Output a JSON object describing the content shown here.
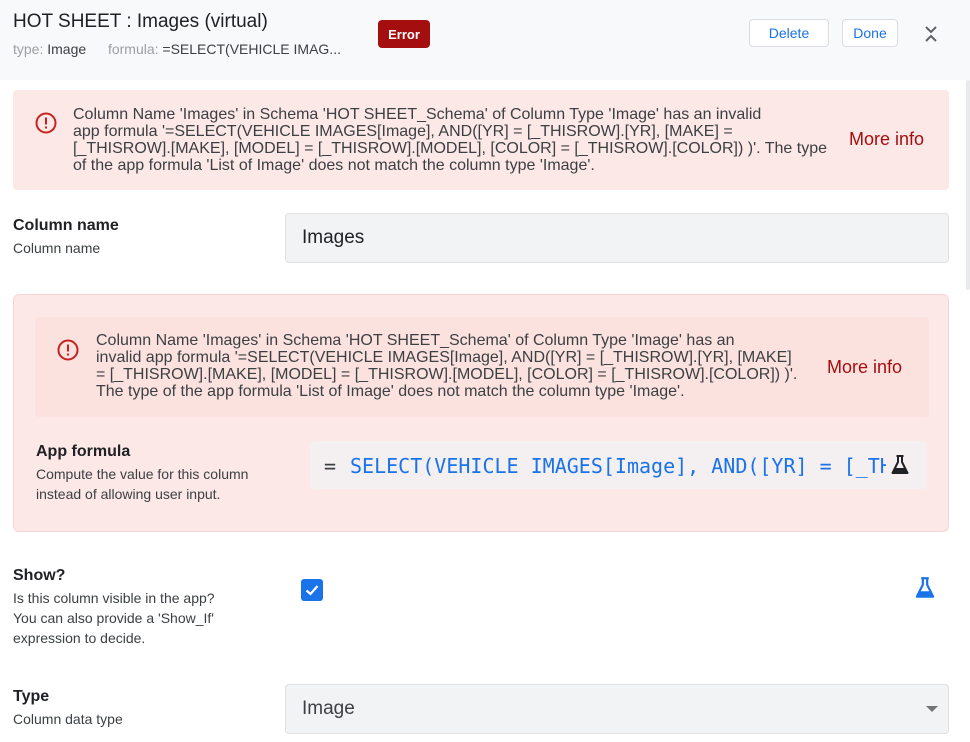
{
  "header": {
    "title": "HOT SHEET : Images (virtual)",
    "type_label": "type:",
    "type_value": "Image",
    "formula_label": "formula:",
    "formula_value": "=SELECT(VEHICLE IMAG...",
    "status_badge": "Error",
    "delete_label": "Delete",
    "done_label": "Done"
  },
  "top_error": {
    "line1": "Column Name 'Images' in Schema 'HOT SHEET_Schema' of Column Type 'Image' has an invalid",
    "line2": "app formula '=SELECT(VEHICLE IMAGES[Image], AND([YR] = [_THISROW].[YR], [MAKE] =",
    "line3": "[_THISROW].[MAKE], [MODEL] = [_THISROW].[MODEL], [COLOR] = [_THISROW].[COLOR]) )'. The type",
    "line4": "of the app formula 'List of Image' does not match the column type 'Image'.",
    "more_info": "More info"
  },
  "column_name": {
    "label": "Column name",
    "description": "Column name",
    "value": "Images"
  },
  "formula_section": {
    "error": {
      "line1": "Column Name 'Images' in Schema 'HOT SHEET_Schema' of Column Type 'Image' has an",
      "line2": "invalid app formula '=SELECT(VEHICLE IMAGES[Image], AND([YR] = [_THISROW].[YR], [MAKE]",
      "line3": "= [_THISROW].[MAKE], [MODEL] = [_THISROW].[MODEL], [COLOR] = [_THISROW].[COLOR]) )'.",
      "line4": "The type of the app formula 'List of Image' does not match the column type 'Image'.",
      "more_info": "More info"
    },
    "label": "App formula",
    "description_line1": "Compute the value for this column",
    "description_line2": "instead of allowing user input.",
    "eq_sign": "=",
    "formula": "SELECT(VEHICLE IMAGES[Image], AND([YR] = [_THISROW].[YR], [MAKE] = [_THISROW].[MAKE], [MODEL] = [_THISROW].[MODEL], [COLOR] = [_THISROW].[COLOR]) )"
  },
  "show": {
    "label": "Show?",
    "description_line1": "Is this column visible in the app?",
    "description_line2": "You can also provide a 'Show_If'",
    "description_line3": "expression to decide.",
    "checked": true
  },
  "type": {
    "label": "Type",
    "description": "Column data type",
    "value": "Image"
  },
  "colors": {
    "accent": "#1a73e8",
    "error": "#a50e0e",
    "error_bg": "#fce8e6"
  },
  "icons": [
    "error-circle-icon",
    "collapse-icon",
    "flask-icon",
    "check-icon",
    "dropdown-caret-icon"
  ]
}
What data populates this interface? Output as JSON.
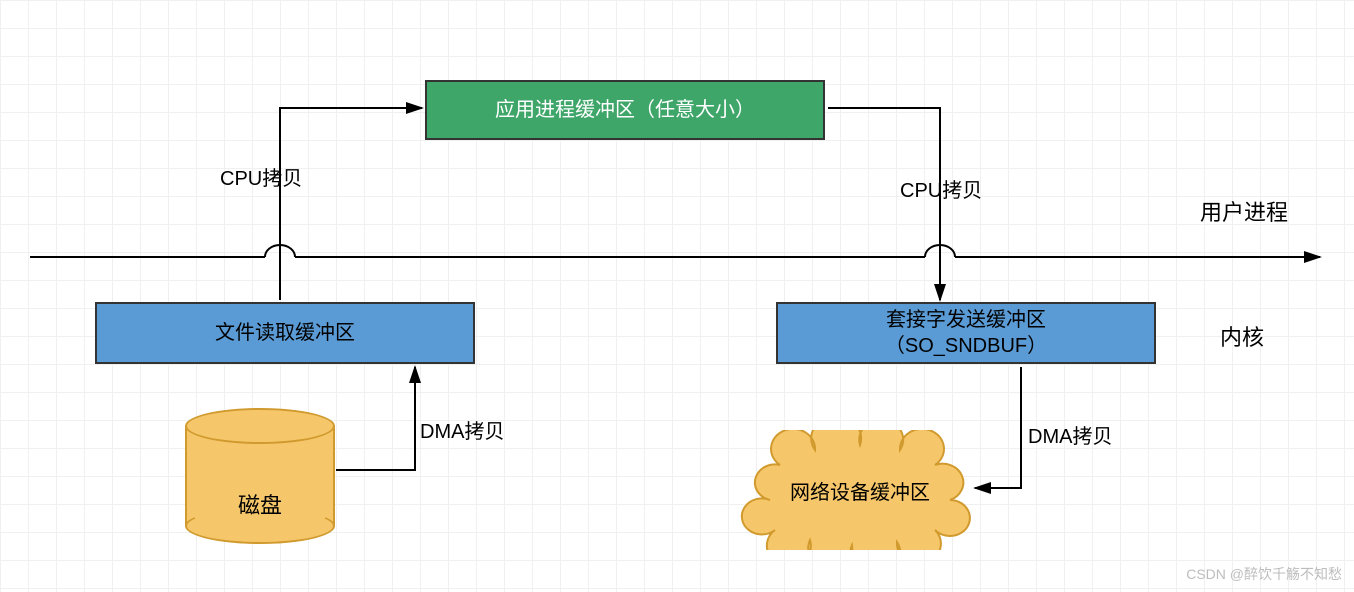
{
  "boxes": {
    "app_buffer": "应用进程缓冲区（任意大小）",
    "file_read_buffer": "文件读取缓冲区",
    "socket_send_buffer_line1": "套接字发送缓冲区",
    "socket_send_buffer_line2": "（SO_SNDBUF）"
  },
  "shapes": {
    "disk": "磁盘",
    "network_cloud": "网络设备缓冲区"
  },
  "labels": {
    "cpu_copy_left": "CPU拷贝",
    "cpu_copy_right": "CPU拷贝",
    "dma_copy_left": "DMA拷贝",
    "dma_copy_right": "DMA拷贝",
    "user_process": "用户进程",
    "kernel": "内核"
  },
  "watermark": "CSDN @醉饮千觞不知愁",
  "colors": {
    "green": "#3fa66a",
    "blue": "#5b9bd5",
    "sand": "#f6c76a",
    "sand_border": "#d19a2e",
    "line": "#000000"
  }
}
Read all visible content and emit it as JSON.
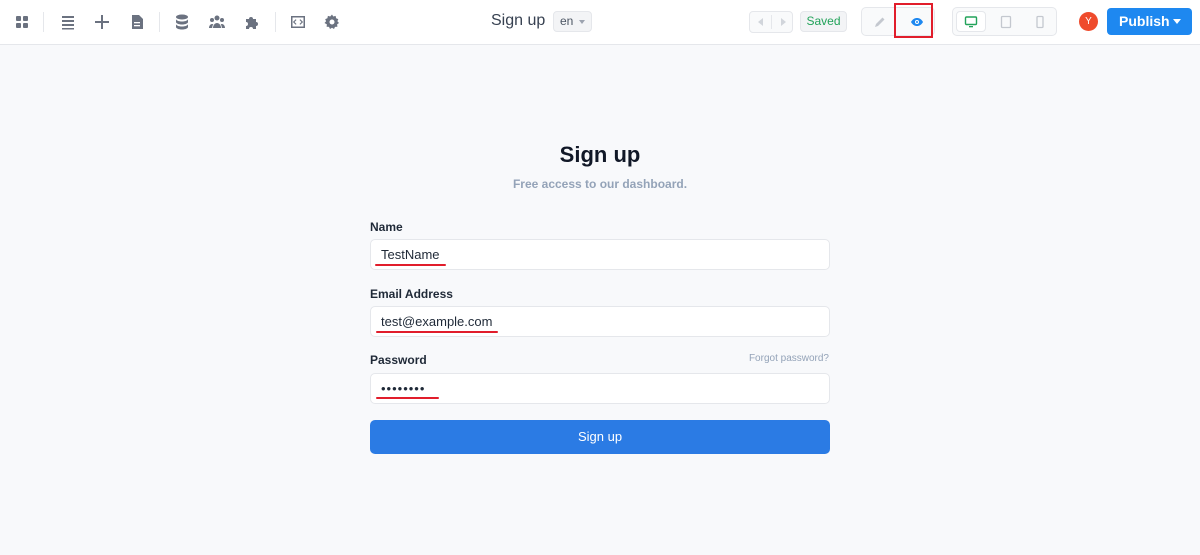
{
  "toolbar": {
    "left_icons": [
      "grid-icon",
      "list-icon",
      "plus-icon",
      "page-icon",
      "database-icon",
      "users-icon",
      "puzzle-icon",
      "code-icon",
      "gear-icon"
    ],
    "page_title": "Sign up",
    "language": "en",
    "saved_label": "Saved",
    "publish_label": "Publish",
    "avatar_initial": "Y",
    "colors": {
      "accent": "#1e88f0",
      "saved": "#22a35a",
      "highlight": "#e11d2b",
      "avatar": "#ef4b2c"
    }
  },
  "form": {
    "title": "Sign up",
    "subtitle": "Free access to our dashboard.",
    "name_label": "Name",
    "name_value": "TestName",
    "email_label": "Email Address",
    "email_value": "test@example.com",
    "password_label": "Password",
    "password_value": "••••••••",
    "forgot_label": "Forgot password?",
    "submit_label": "Sign up",
    "colors": {
      "button": "#2b7be4",
      "annotation": "#e11d2b"
    }
  }
}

- _Given instruction_:
Leave out the pictures and copy the rest of the material above exactly.

- _Completed exercise_:
Output a JSON object describing the content shown here.
{
  "header": {
    "title": "HOT SHEET : Images (virtual)",
    "type_label": "type:",
    "type_value": "Image",
    "formula_label": "formula:",
    "formula_value": "=SELECT(VEHICLE IMAG...",
    "status_badge": "Error",
    "delete_label": "Delete",
    "done_label": "Done"
  },
  "top_error": {
    "line1": "Column Name 'Images' in Schema 'HOT SHEET_Schema' of Column Type 'Image' has an invalid",
    "line2": "app formula '=SELECT(VEHICLE IMAGES[Image], AND([YR] = [_THISROW].[YR], [MAKE] =",
    "line3": "[_THISROW].[MAKE], [MODEL] = [_THISROW].[MODEL], [COLOR] = [_THISROW].[COLOR]) )'. The type",
    "line4": "of the app formula 'List of Image' does not match the column type 'Image'.",
    "more_info": "More info"
  },
  "column_name": {
    "label": "Column name",
    "description": "Column name",
    "value": "Images"
  },
  "formula_section": {
    "error": {
      "line1": "Column Name 'Images' in Schema 'HOT SHEET_Schema' of Column Type 'Image' has an",
      "line2": "invalid app formula '=SELECT(VEHICLE IMAGES[Image], AND([YR] = [_THISROW].[YR], [MAKE]",
      "line3": "= [_THISROW].[MAKE], [MODEL] = [_THISROW].[MODEL], [COLOR] = [_THISROW].[COLOR]) )'.",
      "line4": "The type of the app formula 'List of Image' does not match the column type 'Image'.",
      "more_info": "More info"
    },
    "label": "App formula",
    "description_line1": "Compute the value for this column",
    "description_line2": "instead of allowing user input.",
    "eq_sign": "=",
    "formula": "SELECT(VEHICLE IMAGES[Image], AND([YR] = [_THISROW].[YR], [MAKE] = [_THISROW].[MAKE], [MODEL] = [_THISROW].[MODEL], [COLOR] = [_THISROW].[COLOR]) )"
  },
  "show": {
    "label": "Show?",
    "description_line1": "Is this column visible in the app?",
    "description_line2": "You can also provide a 'Show_If'",
    "description_line3": "expression to decide.",
    "checked": true
  },
  "type": {
    "label": "Type",
    "description": "Column data type",
    "value": "Image"
  },
  "colors": {
    "accent": "#1a73e8",
    "error": "#a50e0e",
    "error_bg": "#fce8e6"
  },
  "icons": [
    "error-circle-icon",
    "collapse-icon",
    "flask-icon",
    "check-icon",
    "dropdown-caret-icon"
  ]
}
What data populates this interface? Output as JSON.
{
  "boxes": {
    "app_buffer": "应用进程缓冲区（任意大小）",
    "file_read_buffer": "文件读取缓冲区",
    "socket_send_buffer_line1": "套接字发送缓冲区",
    "socket_send_buffer_line2": "（SO_SNDBUF）"
  },
  "shapes": {
    "disk": "磁盘",
    "network_cloud": "网络设备缓冲区"
  },
  "labels": {
    "cpu_copy_left": "CPU拷贝",
    "cpu_copy_right": "CPU拷贝",
    "dma_copy_left": "DMA拷贝",
    "dma_copy_right": "DMA拷贝",
    "user_process": "用户进程",
    "kernel": "内核"
  },
  "watermark": "CSDN @醉饮千觞不知愁",
  "colors": {
    "green": "#3fa66a",
    "blue": "#5b9bd5",
    "sand": "#f6c76a",
    "sand_border": "#d19a2e",
    "line": "#000000"
  }
}
Read all visible content and emit it as JSON.
{
  "toolbar": {
    "left_icons": [
      "grid-icon",
      "list-icon",
      "plus-icon",
      "page-icon",
      "database-icon",
      "users-icon",
      "puzzle-icon",
      "code-icon",
      "gear-icon"
    ],
    "page_title": "Sign up",
    "language": "en",
    "saved_label": "Saved",
    "publish_label": "Publish",
    "avatar_initial": "Y",
    "colors": {
      "accent": "#1e88f0",
      "saved": "#22a35a",
      "highlight": "#e11d2b",
      "avatar": "#ef4b2c"
    }
  },
  "form": {
    "title": "Sign up",
    "subtitle": "Free access to our dashboard.",
    "name_label": "Name",
    "name_value": "TestName",
    "email_label": "Email Address",
    "email_value": "test@example.com",
    "password_label": "Password",
    "password_value": "••••••••",
    "forgot_label": "Forgot password?",
    "submit_label": "Sign up",
    "colors": {
      "button": "#2b7be4",
      "annotation": "#e11d2b"
    }
  }
}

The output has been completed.